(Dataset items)
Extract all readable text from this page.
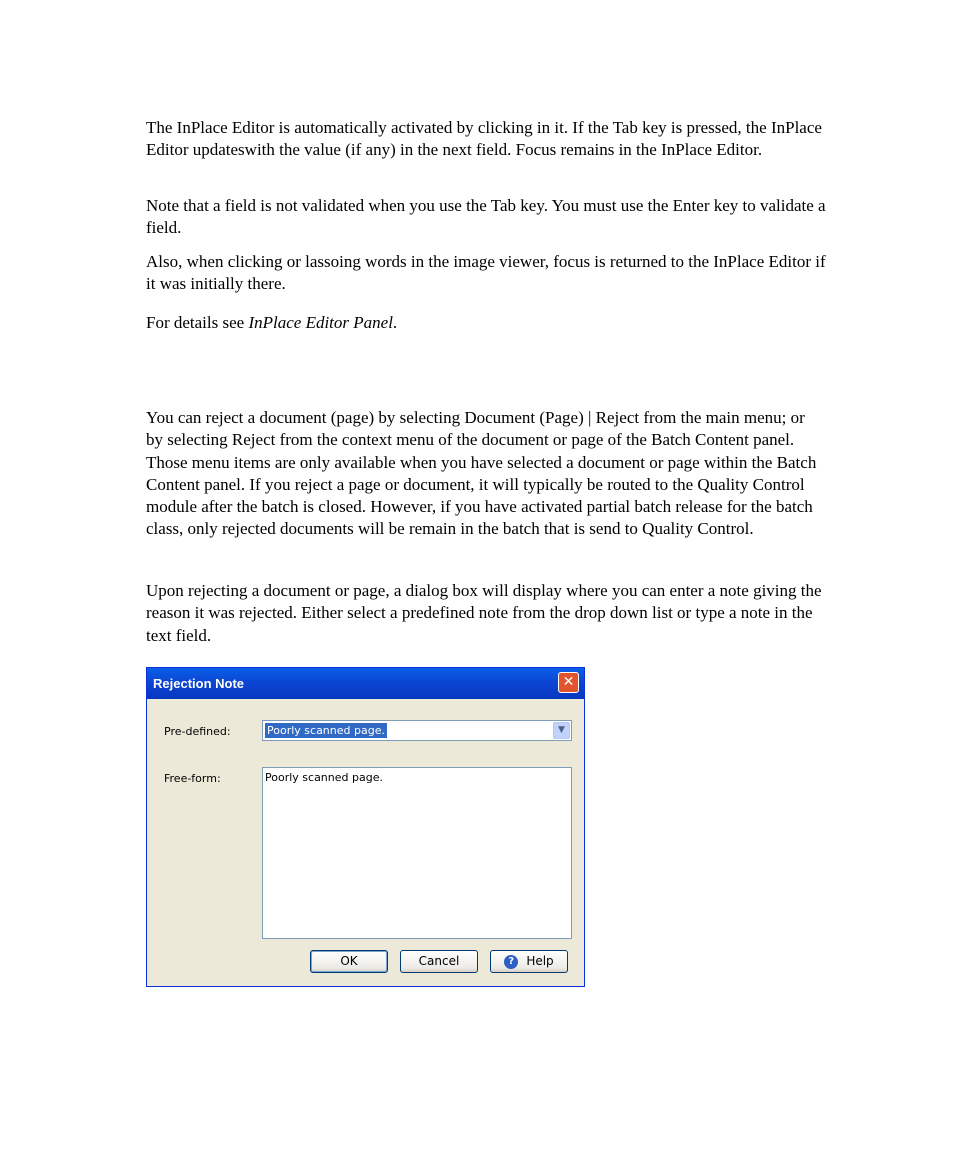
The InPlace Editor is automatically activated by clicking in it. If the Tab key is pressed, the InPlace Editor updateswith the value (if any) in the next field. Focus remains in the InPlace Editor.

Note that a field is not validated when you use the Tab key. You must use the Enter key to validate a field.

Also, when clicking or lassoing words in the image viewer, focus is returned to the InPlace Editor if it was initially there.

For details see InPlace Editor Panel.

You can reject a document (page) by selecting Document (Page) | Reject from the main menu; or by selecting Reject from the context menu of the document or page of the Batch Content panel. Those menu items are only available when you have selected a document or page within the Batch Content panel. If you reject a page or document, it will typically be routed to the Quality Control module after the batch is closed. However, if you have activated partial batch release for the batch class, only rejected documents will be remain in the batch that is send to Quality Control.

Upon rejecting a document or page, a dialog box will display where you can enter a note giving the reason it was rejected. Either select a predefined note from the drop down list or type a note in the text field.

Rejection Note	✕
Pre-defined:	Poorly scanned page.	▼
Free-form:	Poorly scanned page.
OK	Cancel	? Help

EXERCISE OBJECTIVE. Search the material above for "Editor". Pull out each line where it shows up.

EXERCISE RESULT.
The InPlace Editor is automatically activated by clicking in it. If the Tab key is pressed, the InPlace Editor updateswith the value (if any) in the next field. Focus remains in the InPlace Editor.
Also, when clicking or lassoing words in the image viewer, focus is returned to the InPlace Editor if it was initially there.
For details see InPlace Editor Panel.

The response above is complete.